▶ _RECORDS TO PROCESS_:

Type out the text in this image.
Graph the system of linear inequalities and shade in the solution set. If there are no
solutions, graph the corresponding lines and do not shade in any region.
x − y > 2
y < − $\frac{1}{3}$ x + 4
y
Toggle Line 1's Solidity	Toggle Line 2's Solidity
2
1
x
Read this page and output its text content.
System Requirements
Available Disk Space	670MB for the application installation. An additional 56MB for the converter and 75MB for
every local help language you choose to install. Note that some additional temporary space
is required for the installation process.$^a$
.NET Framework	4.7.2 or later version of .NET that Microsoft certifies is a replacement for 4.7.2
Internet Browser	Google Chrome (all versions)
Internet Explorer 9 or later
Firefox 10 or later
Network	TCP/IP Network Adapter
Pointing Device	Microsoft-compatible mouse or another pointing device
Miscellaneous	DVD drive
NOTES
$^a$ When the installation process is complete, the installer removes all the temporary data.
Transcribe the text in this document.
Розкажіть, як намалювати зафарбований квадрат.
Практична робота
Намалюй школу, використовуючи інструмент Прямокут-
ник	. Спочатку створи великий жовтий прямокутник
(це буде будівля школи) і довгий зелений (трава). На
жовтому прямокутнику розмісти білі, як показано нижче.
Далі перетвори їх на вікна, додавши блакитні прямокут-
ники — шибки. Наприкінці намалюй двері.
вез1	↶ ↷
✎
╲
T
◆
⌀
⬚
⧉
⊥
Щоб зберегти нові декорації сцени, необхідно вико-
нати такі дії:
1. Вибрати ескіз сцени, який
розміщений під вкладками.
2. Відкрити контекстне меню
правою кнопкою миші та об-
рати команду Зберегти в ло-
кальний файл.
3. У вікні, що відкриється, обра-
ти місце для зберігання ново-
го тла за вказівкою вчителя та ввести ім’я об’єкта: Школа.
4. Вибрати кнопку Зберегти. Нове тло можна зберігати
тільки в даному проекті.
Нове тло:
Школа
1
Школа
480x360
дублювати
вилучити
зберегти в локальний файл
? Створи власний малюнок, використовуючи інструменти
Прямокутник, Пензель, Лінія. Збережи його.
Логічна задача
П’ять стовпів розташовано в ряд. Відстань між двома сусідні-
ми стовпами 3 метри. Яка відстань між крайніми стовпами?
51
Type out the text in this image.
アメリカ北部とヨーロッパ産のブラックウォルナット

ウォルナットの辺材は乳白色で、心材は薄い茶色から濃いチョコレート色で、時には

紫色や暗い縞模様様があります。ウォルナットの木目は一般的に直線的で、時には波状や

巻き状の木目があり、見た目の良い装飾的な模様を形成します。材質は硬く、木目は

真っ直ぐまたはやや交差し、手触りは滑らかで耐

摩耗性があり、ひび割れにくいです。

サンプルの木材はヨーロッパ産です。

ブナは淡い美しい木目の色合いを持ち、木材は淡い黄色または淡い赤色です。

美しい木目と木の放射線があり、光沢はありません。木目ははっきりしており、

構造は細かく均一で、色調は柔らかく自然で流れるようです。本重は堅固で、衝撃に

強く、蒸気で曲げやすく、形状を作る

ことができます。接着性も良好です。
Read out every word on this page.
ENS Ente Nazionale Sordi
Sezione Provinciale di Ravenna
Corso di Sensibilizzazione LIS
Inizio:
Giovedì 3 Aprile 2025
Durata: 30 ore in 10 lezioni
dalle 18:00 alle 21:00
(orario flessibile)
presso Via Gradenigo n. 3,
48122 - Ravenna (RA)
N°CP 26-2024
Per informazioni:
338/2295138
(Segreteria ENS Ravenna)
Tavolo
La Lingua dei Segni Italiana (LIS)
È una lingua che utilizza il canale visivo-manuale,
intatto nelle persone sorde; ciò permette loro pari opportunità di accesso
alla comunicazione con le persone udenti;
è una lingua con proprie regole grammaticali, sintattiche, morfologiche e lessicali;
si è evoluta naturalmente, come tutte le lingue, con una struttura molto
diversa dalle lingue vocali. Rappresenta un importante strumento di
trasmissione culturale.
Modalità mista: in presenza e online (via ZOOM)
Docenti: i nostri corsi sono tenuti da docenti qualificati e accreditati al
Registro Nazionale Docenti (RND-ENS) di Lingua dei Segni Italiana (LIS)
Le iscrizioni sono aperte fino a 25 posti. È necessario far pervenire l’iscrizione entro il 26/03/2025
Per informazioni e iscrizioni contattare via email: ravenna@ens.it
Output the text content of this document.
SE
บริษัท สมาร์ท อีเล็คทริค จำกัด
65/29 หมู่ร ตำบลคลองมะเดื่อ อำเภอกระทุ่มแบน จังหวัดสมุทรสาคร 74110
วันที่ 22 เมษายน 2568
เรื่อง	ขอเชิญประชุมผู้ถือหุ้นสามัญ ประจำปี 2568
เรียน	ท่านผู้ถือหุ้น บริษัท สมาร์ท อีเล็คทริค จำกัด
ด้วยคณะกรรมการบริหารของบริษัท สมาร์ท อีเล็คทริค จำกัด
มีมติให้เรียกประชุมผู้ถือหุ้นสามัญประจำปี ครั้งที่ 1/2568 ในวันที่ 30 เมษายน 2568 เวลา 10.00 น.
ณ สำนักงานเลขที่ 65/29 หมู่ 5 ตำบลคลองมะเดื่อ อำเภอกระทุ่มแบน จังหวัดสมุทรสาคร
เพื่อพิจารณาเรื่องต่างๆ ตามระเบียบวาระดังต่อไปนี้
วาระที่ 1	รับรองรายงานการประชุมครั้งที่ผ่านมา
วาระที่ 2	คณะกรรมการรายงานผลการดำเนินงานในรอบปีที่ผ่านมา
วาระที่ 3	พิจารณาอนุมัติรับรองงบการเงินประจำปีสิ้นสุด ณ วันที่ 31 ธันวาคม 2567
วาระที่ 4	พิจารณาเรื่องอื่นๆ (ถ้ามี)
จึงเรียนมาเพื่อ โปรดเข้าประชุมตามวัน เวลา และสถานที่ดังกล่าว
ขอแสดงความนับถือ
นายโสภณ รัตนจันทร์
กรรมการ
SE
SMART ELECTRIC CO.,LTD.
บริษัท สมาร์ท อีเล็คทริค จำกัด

▶ _REQUIREMENT_:
List all lines from the entries that include the word "Segni".

▶ _THE OUTPUT_:
La Lingua dei Segni Italiana (LIS)
Registro Nazionale Docenti (RND-ENS) di Lingua dei Segni Italiana (LIS)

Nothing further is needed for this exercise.